◆ **TASK GOAL**
Copy every line of the records below where the word "CGLS" occurs.

_ _ _ _

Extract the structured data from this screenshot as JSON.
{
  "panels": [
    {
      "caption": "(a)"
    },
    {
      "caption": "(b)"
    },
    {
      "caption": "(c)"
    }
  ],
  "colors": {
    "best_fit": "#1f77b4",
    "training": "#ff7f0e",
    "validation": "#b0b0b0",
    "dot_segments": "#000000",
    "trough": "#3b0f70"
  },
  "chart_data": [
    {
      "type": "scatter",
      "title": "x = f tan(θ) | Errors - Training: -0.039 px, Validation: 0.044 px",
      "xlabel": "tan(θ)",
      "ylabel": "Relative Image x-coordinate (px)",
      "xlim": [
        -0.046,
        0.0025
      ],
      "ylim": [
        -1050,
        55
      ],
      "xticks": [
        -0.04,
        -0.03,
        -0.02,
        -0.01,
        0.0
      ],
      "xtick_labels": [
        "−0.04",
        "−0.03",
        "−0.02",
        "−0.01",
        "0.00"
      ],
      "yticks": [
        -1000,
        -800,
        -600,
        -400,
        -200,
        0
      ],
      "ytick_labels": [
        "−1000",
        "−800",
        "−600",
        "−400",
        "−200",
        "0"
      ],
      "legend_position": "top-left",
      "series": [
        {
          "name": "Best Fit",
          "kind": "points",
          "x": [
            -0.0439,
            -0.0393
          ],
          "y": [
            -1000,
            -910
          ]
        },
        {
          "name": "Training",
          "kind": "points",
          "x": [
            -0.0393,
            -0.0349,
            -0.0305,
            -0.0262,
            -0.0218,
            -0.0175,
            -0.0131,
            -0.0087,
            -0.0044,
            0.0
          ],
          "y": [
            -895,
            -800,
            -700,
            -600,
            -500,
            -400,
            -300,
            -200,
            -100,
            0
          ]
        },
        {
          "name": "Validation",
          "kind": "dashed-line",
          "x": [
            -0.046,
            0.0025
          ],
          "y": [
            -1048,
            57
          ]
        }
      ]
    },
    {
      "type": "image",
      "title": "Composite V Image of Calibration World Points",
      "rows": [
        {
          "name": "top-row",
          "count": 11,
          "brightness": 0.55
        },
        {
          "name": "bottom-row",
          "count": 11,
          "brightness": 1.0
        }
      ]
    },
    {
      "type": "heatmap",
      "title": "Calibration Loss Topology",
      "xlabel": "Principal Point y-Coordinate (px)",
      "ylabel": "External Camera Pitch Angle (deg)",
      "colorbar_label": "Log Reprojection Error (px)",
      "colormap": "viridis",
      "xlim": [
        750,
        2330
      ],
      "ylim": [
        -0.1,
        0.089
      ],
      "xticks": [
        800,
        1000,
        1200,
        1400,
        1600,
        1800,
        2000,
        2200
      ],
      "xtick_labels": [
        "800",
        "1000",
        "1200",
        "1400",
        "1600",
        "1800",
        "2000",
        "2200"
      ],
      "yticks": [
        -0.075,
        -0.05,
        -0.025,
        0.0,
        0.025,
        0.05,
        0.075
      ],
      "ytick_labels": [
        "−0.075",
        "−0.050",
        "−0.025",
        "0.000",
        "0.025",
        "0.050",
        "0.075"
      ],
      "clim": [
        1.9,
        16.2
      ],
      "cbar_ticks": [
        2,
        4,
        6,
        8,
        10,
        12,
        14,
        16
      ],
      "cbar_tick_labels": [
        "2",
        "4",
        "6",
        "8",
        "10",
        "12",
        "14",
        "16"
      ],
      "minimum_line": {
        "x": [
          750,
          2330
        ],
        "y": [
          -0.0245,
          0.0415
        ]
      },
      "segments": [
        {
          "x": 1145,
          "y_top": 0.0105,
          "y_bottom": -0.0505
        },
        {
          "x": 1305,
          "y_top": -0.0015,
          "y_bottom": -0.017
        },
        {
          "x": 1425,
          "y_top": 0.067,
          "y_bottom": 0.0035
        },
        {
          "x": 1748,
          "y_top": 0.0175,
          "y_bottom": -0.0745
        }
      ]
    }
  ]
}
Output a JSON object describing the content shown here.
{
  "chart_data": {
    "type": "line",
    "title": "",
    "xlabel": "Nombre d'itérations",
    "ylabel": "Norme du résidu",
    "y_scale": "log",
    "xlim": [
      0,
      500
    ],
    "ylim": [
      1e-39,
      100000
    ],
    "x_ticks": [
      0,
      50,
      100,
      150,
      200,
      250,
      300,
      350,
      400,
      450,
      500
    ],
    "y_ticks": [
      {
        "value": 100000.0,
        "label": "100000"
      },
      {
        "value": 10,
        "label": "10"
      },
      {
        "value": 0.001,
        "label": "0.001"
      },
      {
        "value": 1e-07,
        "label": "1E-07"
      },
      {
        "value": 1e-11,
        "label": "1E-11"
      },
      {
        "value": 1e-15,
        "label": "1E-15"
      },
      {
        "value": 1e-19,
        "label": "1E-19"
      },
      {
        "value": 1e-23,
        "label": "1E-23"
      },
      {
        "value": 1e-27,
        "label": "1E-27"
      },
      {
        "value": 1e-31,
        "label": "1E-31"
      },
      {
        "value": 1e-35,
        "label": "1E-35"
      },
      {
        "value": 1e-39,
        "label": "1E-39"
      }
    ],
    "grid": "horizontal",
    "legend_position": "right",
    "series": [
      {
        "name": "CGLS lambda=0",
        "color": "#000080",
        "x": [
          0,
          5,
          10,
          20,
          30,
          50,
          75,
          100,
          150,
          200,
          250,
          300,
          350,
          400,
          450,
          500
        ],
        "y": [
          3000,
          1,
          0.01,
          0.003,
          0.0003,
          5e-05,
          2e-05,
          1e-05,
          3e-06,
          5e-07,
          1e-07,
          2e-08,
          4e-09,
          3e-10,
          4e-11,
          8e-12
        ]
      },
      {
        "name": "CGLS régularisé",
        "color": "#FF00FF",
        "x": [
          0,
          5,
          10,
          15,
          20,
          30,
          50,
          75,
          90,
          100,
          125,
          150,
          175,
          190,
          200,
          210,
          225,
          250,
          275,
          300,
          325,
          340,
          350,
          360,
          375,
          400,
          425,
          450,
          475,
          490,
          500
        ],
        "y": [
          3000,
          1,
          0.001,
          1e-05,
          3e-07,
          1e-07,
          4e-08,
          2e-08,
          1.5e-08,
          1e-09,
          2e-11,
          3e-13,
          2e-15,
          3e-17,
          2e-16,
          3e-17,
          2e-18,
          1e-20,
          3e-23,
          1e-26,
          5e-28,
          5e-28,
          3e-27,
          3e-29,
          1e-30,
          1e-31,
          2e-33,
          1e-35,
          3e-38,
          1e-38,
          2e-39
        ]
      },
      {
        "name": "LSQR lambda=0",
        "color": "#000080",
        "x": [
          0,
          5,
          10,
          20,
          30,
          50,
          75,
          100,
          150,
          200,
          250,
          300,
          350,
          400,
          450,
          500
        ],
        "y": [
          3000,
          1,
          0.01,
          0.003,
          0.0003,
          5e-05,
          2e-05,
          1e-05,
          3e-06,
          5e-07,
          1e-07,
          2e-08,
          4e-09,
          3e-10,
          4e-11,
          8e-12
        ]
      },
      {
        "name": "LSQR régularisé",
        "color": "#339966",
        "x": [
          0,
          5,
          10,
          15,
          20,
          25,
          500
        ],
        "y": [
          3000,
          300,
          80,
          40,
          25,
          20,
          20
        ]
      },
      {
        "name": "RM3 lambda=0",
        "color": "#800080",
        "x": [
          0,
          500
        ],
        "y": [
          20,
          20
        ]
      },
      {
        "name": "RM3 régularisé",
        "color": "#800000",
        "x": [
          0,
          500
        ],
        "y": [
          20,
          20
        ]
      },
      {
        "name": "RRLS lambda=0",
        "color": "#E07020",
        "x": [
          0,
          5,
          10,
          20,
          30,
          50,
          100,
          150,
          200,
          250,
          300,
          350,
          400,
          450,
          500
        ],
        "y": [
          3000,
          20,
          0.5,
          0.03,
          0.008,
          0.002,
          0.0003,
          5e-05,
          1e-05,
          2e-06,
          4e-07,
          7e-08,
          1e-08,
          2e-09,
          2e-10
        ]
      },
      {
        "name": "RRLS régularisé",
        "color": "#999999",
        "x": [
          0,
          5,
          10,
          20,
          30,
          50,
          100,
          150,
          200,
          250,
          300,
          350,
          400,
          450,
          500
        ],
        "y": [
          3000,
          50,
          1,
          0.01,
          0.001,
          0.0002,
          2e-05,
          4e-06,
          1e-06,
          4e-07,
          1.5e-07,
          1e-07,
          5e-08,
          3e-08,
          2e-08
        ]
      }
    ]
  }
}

_ _ _ _

◆ **THE RESULT**
        "name": "CGLS lambda=0",
        "name": "CGLS régularisé",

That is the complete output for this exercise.